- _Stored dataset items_
#####
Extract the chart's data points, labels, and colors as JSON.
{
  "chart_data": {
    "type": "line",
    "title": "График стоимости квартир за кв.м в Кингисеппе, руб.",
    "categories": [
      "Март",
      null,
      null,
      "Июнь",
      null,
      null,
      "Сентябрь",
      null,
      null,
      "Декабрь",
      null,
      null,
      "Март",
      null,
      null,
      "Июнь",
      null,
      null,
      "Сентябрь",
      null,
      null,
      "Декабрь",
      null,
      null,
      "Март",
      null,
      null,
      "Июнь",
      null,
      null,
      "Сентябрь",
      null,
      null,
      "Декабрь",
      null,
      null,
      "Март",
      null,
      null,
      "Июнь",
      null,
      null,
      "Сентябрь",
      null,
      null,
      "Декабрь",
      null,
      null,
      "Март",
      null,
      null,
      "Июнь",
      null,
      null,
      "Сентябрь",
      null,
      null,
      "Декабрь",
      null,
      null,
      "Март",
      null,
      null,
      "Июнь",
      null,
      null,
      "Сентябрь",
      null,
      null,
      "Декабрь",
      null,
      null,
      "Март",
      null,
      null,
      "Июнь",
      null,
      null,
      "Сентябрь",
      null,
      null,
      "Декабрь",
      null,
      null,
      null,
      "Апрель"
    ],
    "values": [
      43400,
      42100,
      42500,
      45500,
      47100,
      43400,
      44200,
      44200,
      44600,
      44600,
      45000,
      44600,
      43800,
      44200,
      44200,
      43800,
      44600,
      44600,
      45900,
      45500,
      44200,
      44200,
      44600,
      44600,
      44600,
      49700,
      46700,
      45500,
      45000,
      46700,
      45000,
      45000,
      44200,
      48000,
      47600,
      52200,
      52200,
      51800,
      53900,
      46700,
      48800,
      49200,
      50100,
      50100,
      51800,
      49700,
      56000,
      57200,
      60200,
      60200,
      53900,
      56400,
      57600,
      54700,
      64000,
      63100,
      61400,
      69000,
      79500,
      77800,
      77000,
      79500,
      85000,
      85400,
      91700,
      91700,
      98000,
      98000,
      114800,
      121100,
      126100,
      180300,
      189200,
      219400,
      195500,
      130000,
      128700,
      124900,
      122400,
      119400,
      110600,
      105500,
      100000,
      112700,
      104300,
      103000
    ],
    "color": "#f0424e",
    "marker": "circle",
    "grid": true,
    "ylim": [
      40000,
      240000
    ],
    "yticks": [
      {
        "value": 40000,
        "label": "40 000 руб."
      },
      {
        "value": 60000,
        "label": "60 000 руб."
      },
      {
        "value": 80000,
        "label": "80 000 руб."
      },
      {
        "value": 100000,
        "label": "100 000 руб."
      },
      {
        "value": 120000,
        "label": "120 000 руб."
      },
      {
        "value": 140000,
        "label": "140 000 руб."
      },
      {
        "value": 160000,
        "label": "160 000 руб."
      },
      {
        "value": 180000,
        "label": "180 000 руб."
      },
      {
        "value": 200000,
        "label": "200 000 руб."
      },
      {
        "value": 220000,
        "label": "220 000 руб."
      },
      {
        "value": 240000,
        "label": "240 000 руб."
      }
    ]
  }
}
#####
- _Exercise brief_
Copy every line of the material, please, keeping it exactly the same.

- _Correct result_
Extract the chart's data points, labels, and colors as JSON.
{
  "chart_data": {
    "type": "line",
    "title": "График стоимости квартир за кв.м в Кингисеппе, руб.",
    "categories": [
      "Март",
      null,
      null,
      "Июнь",
      null,
      null,
      "Сентябрь",
      null,
      null,
      "Декабрь",
      null,
      null,
      "Март",
      null,
      null,
      "Июнь",
      null,
      null,
      "Сентябрь",
      null,
      null,
      "Декабрь",
      null,
      null,
      "Март",
      null,
      null,
      "Июнь",
      null,
      null,
      "Сентябрь",
      null,
      null,
      "Декабрь",
      null,
      null,
      "Март",
      null,
      null,
      "Июнь",
      null,
      null,
      "Сентябрь",
      null,
      null,
      "Декабрь",
      null,
      null,
      "Март",
      null,
      null,
      "Июнь",
      null,
      null,
      "Сентябрь",
      null,
      null,
      "Декабрь",
      null,
      null,
      "Март",
      null,
      null,
      "Июнь",
      null,
      null,
      "Сентябрь",
      null,
      null,
      "Декабрь",
      null,
      null,
      "Март",
      null,
      null,
      "Июнь",
      null,
      null,
      "Сентябрь",
      null,
      null,
      "Декабрь",
      null,
      null,
      null,
      "Апрель"
    ],
    "values": [
      43400,
      42100,
      42500,
      45500,
      47100,
      43400,
      44200,
      44200,
      44600,
      44600,
      45000,
      44600,
      43800,
      44200,
      44200,
      43800,
      44600,
      44600,
      45900,
      45500,
      44200,
      44200,
      44600,
      44600,
      44600,
      49700,
      46700,
      45500,
      45000,
      46700,
      45000,
      45000,
      44200,
      48000,
      47600,
      52200,
      52200,
      51800,
      53900,
      46700,
      48800,
      49200,
      50100,
      50100,
      51800,
      49700,
      56000,
      57200,
      60200,
      60200,
      53900,
      56400,
      57600,
      54700,
      64000,
      63100,
      61400,
      69000,
      79500,
      77800,
      77000,
      79500,
      85000,
      85400,
      91700,
      91700,
      98000,
      98000,
      114800,
      121100,
      126100,
      180300,
      189200,
      219400,
      195500,
      130000,
      128700,
      124900,
      122400,
      119400,
      110600,
      105500,
      100000,
      112700,
      104300,
      103000
    ],
    "color": "#f0424e",
    "marker": "circle",
    "grid": true,
    "ylim": [
      40000,
      240000
    ],
    "yticks": [
      {
        "value": 40000,
        "label": "40 000 руб."
      },
      {
        "value": 60000,
        "label": "60 000 руб."
      },
      {
        "value": 80000,
        "label": "80 000 руб."
      },
      {
        "value": 100000,
        "label": "100 000 руб."
      },
      {
        "value": 120000,
        "label": "120 000 руб."
      },
      {
        "value": 140000,
        "label": "140 000 руб."
      },
      {
        "value": 160000,
        "label": "160 000 руб."
      },
      {
        "value": 180000,
        "label": "180 000 руб."
      },
      {
        "value": 200000,
        "label": "200 000 руб."
      },
      {
        "value": 220000,
        "label": "220 000 руб."
      },
      {
        "value": 240000,
        "label": "240 000 руб."
      }
    ]
  }
}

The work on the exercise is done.